● What to produce
Transcribe the entries below exactly; leave every image out.

[Dataset items]

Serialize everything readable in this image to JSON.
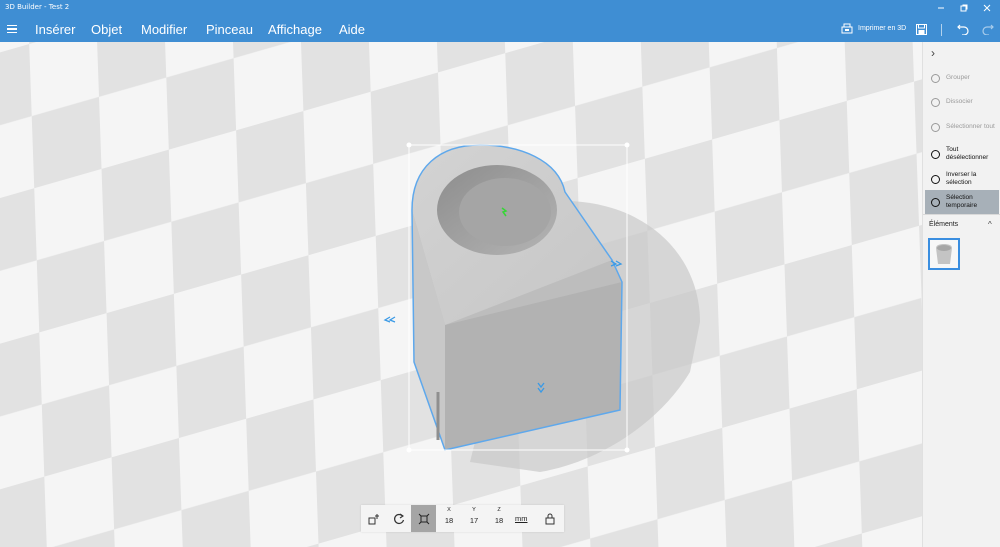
{
  "window": {
    "title": "3D Builder - Test 2"
  },
  "menu": {
    "items": [
      "Insérer",
      "Objet",
      "Modifier",
      "Pinceau",
      "Affichage",
      "Aide"
    ]
  },
  "toolbar": {
    "print_label": "Imprimer en 3D"
  },
  "panel": {
    "items": [
      {
        "label": "Grouper",
        "state": "disabled",
        "icon": "group-icon"
      },
      {
        "label": "Dissocier",
        "state": "disabled",
        "icon": "ungroup-icon"
      },
      {
        "label": "Sélectionner tout",
        "state": "disabled",
        "icon": "select-all-icon"
      },
      {
        "label": "Tout désélectionner",
        "state": "enabled",
        "icon": "deselect-all-icon"
      },
      {
        "label": "Inverser la sélection",
        "state": "enabled",
        "icon": "invert-selection-icon"
      },
      {
        "label": "Sélection temporaire",
        "state": "active",
        "icon": "temporary-selection-icon"
      }
    ],
    "elements_heading": "Éléments"
  },
  "dimensions": {
    "x_label": "X",
    "x_value": "18",
    "y_label": "Y",
    "y_value": "17",
    "z_label": "Z",
    "z_value": "18",
    "unit": "mm"
  },
  "colors": {
    "accent": "#3f8ed3",
    "selection": "#4aa3ea",
    "active_panel": "#a7b0b8"
  }
}
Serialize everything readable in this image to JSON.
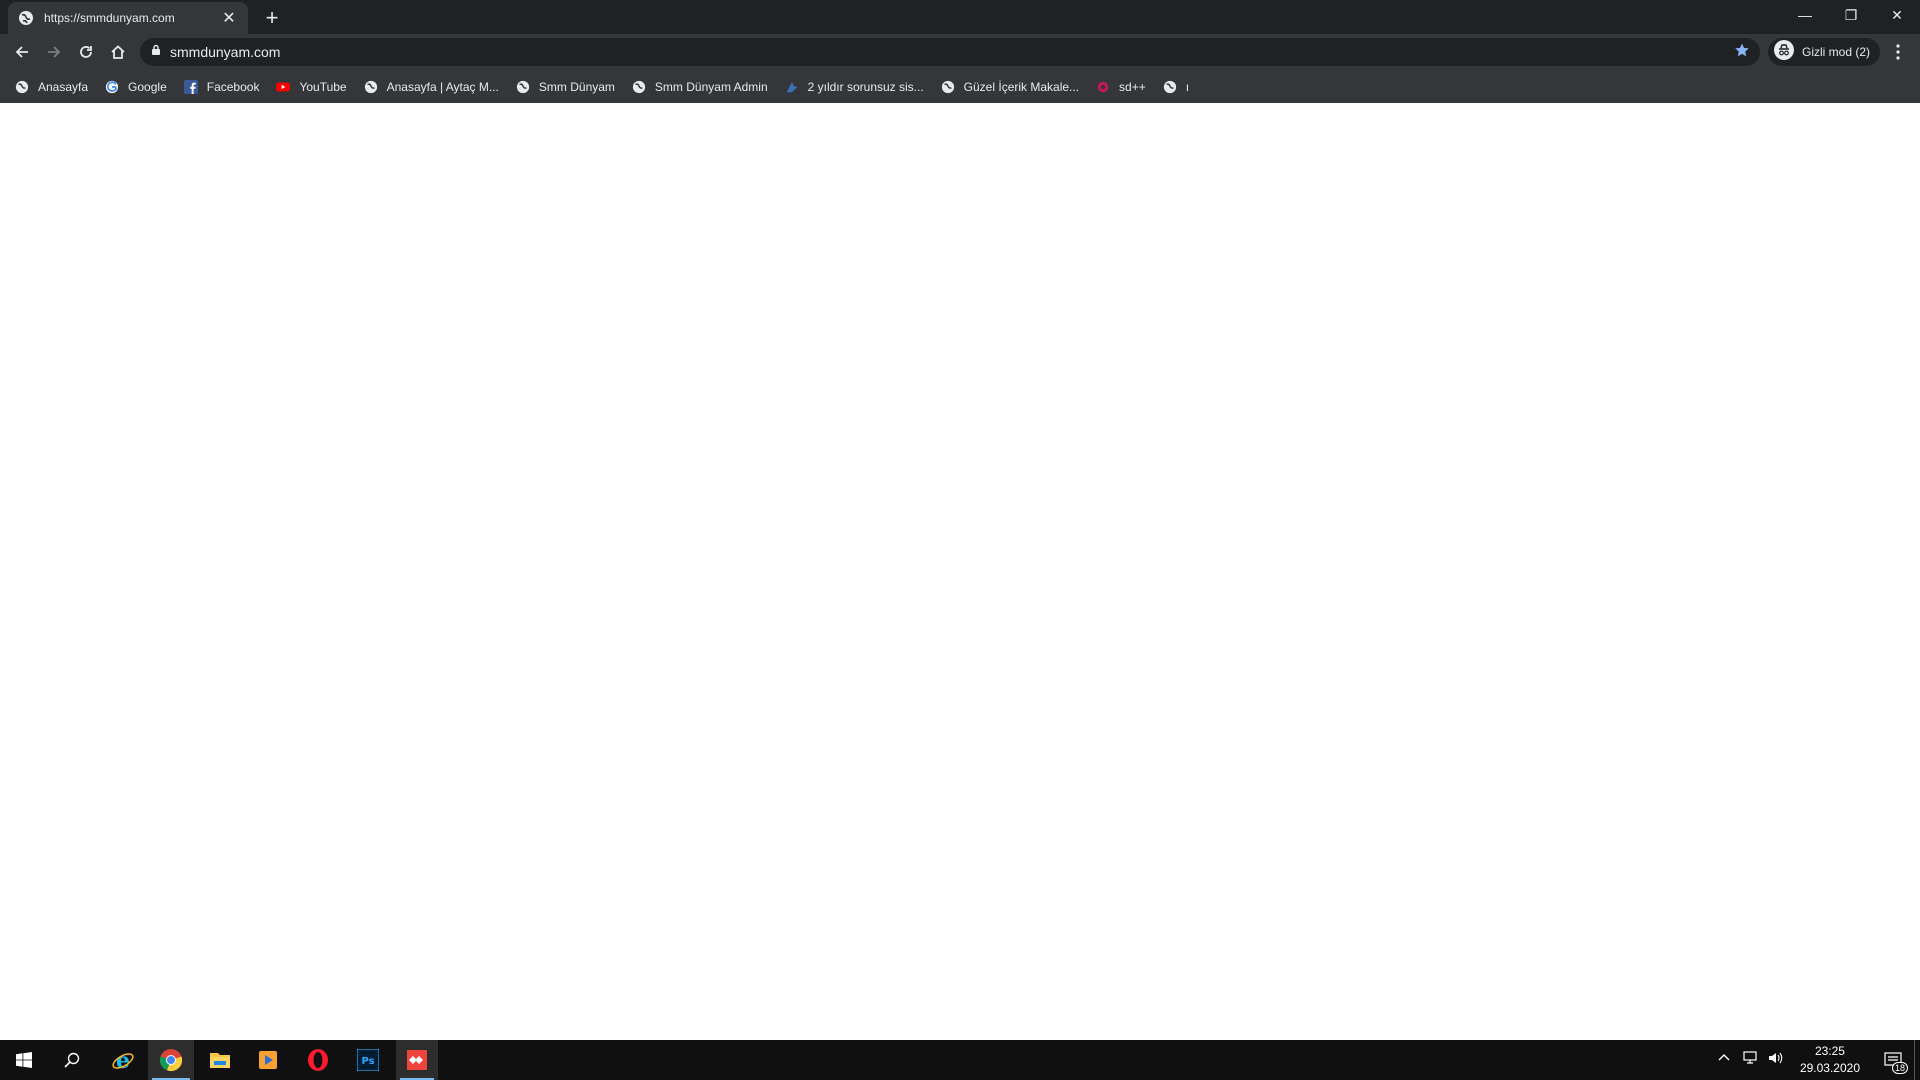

● Complete output
Serialize everything readable in this image to JSON.
{
  "window": {
    "title": "3D Builder - Test 2"
  },
  "menu": {
    "items": [
      "Insérer",
      "Objet",
      "Modifier",
      "Pinceau",
      "Affichage",
      "Aide"
    ]
  },
  "toolbar": {
    "print_label": "Imprimer en 3D"
  },
  "panel": {
    "items": [
      {
        "label": "Grouper",
        "state": "disabled",
        "icon": "group-icon"
      },
      {
        "label": "Dissocier",
        "state": "disabled",
        "icon": "ungroup-icon"
      },
      {
        "label": "Sélectionner tout",
        "state": "disabled",
        "icon": "select-all-icon"
      },
      {
        "label": "Tout désélectionner",
        "state": "enabled",
        "icon": "deselect-all-icon"
      },
      {
        "label": "Inverser la sélection",
        "state": "enabled",
        "icon": "invert-selection-icon"
      },
      {
        "label": "Sélection temporaire",
        "state": "active",
        "icon": "temporary-selection-icon"
      }
    ],
    "elements_heading": "Éléments"
  },
  "dimensions": {
    "x_label": "X",
    "x_value": "18",
    "y_label": "Y",
    "y_value": "17",
    "z_label": "Z",
    "z_value": "18",
    "unit": "mm"
  },
  "colors": {
    "accent": "#3f8ed3",
    "selection": "#4aa3ea",
    "active_panel": "#a7b0b8"
  }
}
Serialize everything readable in this image to JSON.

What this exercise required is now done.